Data items
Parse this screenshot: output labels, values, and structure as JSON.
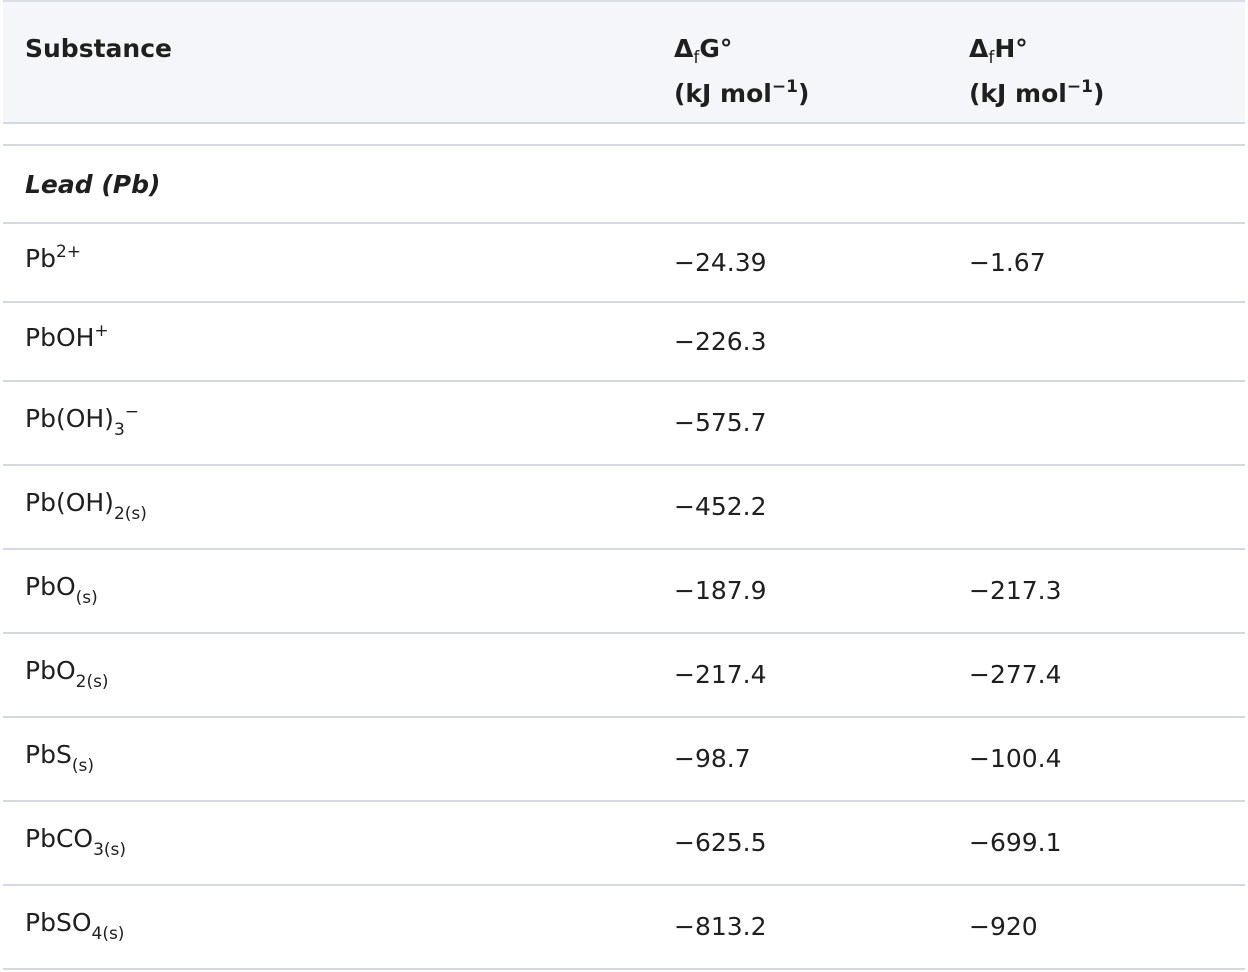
{
  "headers": {
    "substance": "Substance",
    "dg_symbol": "Δ",
    "dg_sub": "f",
    "dg_rest": "G°",
    "dg_unit_pre": "(kJ mol",
    "dg_unit_sup": "−1",
    "dg_unit_post": ")",
    "dh_symbol": "Δ",
    "dh_sub": "f",
    "dh_rest": "H°",
    "dh_unit_pre": "(kJ mol",
    "dh_unit_sup": "−1",
    "dh_unit_post": ")"
  },
  "group": {
    "label": "Lead (Pb)"
  },
  "rows": [
    {
      "base": "Pb",
      "sup": "2+",
      "sub": "",
      "dg": "−24.39",
      "dh": "−1.67"
    },
    {
      "base": "PbOH",
      "sup": "+",
      "sub": "",
      "dg": "−226.3",
      "dh": ""
    },
    {
      "base": "Pb(OH)",
      "sup": "−",
      "sub": "3",
      "dg": "−575.7",
      "dh": ""
    },
    {
      "base": "Pb(OH)",
      "sup": "",
      "sub": "2(s)",
      "dg": "−452.2",
      "dh": ""
    },
    {
      "base": "PbO",
      "sup": "",
      "sub": "(s)",
      "dg": "−187.9",
      "dh": "−217.3"
    },
    {
      "base": "PbO",
      "sup": "",
      "sub": "2(s)",
      "dg": "−217.4",
      "dh": "−277.4"
    },
    {
      "base": "PbS",
      "sup": "",
      "sub": "(s)",
      "dg": "−98.7",
      "dh": "−100.4"
    },
    {
      "base": "PbCO",
      "sup": "",
      "sub": "3(s)",
      "dg": "−625.5",
      "dh": "−699.1"
    },
    {
      "base": "PbSO",
      "sup": "",
      "sub": "4(s)",
      "dg": "−813.2",
      "dh": "−920"
    }
  ]
}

_Task description_.
Leave out the pictures and print every line of the data exactly.

_Task answer_.
Parse this screenshot: output labels, values, and structure as JSON.
{
  "headers": {
    "substance": "Substance",
    "dg_symbol": "Δ",
    "dg_sub": "f",
    "dg_rest": "G°",
    "dg_unit_pre": "(kJ mol",
    "dg_unit_sup": "−1",
    "dg_unit_post": ")",
    "dh_symbol": "Δ",
    "dh_sub": "f",
    "dh_rest": "H°",
    "dh_unit_pre": "(kJ mol",
    "dh_unit_sup": "−1",
    "dh_unit_post": ")"
  },
  "group": {
    "label": "Lead (Pb)"
  },
  "rows": [
    {
      "base": "Pb",
      "sup": "2+",
      "sub": "",
      "dg": "−24.39",
      "dh": "−1.67"
    },
    {
      "base": "PbOH",
      "sup": "+",
      "sub": "",
      "dg": "−226.3",
      "dh": ""
    },
    {
      "base": "Pb(OH)",
      "sup": "−",
      "sub": "3",
      "dg": "−575.7",
      "dh": ""
    },
    {
      "base": "Pb(OH)",
      "sup": "",
      "sub": "2(s)",
      "dg": "−452.2",
      "dh": ""
    },
    {
      "base": "PbO",
      "sup": "",
      "sub": "(s)",
      "dg": "−187.9",
      "dh": "−217.3"
    },
    {
      "base": "PbO",
      "sup": "",
      "sub": "2(s)",
      "dg": "−217.4",
      "dh": "−277.4"
    },
    {
      "base": "PbS",
      "sup": "",
      "sub": "(s)",
      "dg": "−98.7",
      "dh": "−100.4"
    },
    {
      "base": "PbCO",
      "sup": "",
      "sub": "3(s)",
      "dg": "−625.5",
      "dh": "−699.1"
    },
    {
      "base": "PbSO",
      "sup": "",
      "sub": "4(s)",
      "dg": "−813.2",
      "dh": "−920"
    }
  ]
}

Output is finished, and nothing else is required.